*Task directions*.
Copy out all lines that hold "text".

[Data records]
━━━━━━━━━━━━━━━━

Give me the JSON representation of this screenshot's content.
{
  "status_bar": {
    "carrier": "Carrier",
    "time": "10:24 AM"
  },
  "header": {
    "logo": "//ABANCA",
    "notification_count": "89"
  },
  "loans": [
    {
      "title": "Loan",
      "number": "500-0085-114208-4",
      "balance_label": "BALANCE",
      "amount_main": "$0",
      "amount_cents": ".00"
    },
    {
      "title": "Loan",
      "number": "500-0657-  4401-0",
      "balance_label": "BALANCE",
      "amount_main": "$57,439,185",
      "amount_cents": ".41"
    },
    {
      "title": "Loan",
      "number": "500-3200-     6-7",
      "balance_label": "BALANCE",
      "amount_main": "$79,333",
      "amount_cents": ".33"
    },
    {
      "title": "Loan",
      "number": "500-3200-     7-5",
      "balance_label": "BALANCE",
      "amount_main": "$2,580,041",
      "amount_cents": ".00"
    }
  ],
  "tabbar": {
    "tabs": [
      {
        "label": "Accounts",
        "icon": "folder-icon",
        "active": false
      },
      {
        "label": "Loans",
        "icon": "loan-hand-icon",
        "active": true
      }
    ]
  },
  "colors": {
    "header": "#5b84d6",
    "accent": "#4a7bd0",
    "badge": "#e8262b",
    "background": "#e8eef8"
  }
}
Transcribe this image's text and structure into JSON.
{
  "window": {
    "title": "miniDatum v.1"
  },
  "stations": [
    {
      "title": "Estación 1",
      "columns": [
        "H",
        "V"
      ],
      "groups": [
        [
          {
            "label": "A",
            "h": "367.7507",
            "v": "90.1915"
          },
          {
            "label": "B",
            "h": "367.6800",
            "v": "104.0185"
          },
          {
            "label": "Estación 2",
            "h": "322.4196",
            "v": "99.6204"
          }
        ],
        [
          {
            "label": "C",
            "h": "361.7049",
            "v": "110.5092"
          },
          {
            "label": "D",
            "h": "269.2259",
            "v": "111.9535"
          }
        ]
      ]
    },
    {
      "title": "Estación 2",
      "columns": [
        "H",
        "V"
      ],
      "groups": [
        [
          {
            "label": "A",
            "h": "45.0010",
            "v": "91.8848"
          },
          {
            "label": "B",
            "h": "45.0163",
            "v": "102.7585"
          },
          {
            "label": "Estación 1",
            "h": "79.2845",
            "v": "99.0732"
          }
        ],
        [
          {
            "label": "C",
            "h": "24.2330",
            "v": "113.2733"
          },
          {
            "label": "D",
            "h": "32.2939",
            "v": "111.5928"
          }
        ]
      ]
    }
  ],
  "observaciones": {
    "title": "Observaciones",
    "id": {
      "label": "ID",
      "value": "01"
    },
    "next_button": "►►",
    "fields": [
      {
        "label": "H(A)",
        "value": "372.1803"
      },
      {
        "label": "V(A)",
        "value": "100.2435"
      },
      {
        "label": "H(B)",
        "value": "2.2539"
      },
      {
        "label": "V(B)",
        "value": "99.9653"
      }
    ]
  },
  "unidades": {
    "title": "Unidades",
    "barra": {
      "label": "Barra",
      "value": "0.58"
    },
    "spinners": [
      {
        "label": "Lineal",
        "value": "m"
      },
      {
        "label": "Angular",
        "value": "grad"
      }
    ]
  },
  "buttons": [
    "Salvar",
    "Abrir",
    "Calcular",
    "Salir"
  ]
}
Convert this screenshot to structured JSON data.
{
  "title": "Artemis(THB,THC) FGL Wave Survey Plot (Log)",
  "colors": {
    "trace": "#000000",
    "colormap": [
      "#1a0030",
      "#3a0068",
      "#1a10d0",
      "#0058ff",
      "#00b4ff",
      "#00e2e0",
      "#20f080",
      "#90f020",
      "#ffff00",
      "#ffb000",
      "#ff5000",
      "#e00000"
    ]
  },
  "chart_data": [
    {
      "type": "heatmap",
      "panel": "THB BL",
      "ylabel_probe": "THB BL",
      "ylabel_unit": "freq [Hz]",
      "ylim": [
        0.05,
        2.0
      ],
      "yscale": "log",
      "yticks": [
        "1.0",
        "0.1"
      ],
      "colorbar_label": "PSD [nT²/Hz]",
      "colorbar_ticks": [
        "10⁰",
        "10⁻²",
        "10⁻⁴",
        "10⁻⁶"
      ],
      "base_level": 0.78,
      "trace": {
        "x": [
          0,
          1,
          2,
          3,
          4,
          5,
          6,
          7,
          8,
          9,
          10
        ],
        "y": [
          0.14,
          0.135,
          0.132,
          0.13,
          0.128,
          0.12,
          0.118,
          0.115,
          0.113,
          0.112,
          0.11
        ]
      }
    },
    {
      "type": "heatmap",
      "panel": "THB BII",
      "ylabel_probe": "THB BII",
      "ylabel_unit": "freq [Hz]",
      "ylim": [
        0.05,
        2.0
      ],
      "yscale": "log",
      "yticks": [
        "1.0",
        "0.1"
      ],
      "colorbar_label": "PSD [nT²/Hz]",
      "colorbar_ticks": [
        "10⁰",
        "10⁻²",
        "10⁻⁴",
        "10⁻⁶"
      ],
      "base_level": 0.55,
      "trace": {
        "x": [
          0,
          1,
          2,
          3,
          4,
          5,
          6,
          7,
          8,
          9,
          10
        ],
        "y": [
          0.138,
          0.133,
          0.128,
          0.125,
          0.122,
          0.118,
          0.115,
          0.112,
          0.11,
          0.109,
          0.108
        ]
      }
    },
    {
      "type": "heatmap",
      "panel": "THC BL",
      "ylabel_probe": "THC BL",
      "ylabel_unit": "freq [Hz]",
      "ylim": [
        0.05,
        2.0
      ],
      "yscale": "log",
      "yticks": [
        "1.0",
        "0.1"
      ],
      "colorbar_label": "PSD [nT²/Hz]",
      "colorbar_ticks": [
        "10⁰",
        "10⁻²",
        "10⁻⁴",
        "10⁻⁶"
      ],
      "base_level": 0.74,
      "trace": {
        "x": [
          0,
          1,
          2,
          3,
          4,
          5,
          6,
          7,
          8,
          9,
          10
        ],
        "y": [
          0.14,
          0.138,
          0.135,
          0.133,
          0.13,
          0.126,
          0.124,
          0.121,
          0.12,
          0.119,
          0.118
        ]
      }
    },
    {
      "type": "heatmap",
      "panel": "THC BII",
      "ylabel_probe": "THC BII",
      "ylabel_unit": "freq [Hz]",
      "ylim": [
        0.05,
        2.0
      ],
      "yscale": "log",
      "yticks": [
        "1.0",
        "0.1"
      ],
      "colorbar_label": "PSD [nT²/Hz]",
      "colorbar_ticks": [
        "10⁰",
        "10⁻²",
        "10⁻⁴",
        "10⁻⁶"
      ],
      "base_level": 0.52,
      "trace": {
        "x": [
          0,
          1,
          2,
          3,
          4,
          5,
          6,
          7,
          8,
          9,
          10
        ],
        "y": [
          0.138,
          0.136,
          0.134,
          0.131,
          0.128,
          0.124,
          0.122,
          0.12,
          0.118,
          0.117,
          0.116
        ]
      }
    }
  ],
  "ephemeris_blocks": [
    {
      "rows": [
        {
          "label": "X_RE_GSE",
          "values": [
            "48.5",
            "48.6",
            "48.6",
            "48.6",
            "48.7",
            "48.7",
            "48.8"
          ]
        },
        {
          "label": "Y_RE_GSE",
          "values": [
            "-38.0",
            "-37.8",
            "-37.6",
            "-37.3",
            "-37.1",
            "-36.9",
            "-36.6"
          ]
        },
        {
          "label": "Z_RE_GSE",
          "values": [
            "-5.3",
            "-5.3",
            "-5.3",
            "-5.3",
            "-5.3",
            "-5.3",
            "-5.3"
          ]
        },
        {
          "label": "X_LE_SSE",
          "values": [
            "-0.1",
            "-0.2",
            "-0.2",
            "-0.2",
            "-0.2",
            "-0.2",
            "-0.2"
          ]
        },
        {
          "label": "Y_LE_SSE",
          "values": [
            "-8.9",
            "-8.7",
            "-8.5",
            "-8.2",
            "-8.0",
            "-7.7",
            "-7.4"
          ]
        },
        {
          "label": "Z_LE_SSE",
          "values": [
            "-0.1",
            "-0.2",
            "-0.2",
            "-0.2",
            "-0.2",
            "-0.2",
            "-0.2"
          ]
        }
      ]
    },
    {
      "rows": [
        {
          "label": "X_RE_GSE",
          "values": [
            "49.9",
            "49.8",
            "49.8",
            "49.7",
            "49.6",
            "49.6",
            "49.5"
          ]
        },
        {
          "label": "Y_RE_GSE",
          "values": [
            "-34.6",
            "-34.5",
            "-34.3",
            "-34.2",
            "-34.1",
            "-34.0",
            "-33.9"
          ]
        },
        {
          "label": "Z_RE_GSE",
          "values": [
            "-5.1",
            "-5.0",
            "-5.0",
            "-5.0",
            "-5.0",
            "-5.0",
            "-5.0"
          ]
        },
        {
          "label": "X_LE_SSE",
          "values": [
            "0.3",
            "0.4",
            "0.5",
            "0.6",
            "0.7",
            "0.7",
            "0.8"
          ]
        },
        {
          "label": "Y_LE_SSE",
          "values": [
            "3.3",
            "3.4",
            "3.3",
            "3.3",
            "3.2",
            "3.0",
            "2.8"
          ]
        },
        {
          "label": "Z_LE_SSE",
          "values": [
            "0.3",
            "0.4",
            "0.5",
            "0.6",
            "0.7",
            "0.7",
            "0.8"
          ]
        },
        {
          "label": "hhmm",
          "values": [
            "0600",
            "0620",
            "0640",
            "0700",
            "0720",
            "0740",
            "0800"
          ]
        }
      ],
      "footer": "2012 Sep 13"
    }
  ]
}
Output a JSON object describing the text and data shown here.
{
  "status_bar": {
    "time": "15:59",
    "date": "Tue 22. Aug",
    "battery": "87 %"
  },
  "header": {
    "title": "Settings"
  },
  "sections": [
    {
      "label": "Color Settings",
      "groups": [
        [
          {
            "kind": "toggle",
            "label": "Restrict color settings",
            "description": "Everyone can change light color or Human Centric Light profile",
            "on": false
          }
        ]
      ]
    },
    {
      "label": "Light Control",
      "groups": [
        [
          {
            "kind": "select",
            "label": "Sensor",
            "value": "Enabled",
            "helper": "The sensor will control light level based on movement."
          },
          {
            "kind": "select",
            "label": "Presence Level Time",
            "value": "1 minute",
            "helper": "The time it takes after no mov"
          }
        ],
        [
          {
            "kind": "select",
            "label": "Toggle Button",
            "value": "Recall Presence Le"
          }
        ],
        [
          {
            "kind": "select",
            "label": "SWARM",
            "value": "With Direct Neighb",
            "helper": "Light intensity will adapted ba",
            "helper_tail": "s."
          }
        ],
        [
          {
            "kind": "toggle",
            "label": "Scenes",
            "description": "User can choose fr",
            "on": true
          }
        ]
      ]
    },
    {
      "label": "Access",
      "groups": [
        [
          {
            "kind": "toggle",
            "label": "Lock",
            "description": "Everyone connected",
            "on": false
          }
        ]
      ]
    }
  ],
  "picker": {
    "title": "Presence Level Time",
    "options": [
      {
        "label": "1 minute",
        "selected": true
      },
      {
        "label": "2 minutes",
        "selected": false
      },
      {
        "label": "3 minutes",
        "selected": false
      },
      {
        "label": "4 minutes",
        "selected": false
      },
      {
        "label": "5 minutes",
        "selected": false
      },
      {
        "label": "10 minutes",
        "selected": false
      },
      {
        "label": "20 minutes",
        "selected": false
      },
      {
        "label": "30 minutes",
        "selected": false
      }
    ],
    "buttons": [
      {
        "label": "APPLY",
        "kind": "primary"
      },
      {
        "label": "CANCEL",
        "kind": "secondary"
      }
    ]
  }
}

━━━━━━━━━━━━━━━━

*Solution to the exercise*.
Transcribe this image's text and structure into JSON.
Output a JSON object describing the text and data shown here.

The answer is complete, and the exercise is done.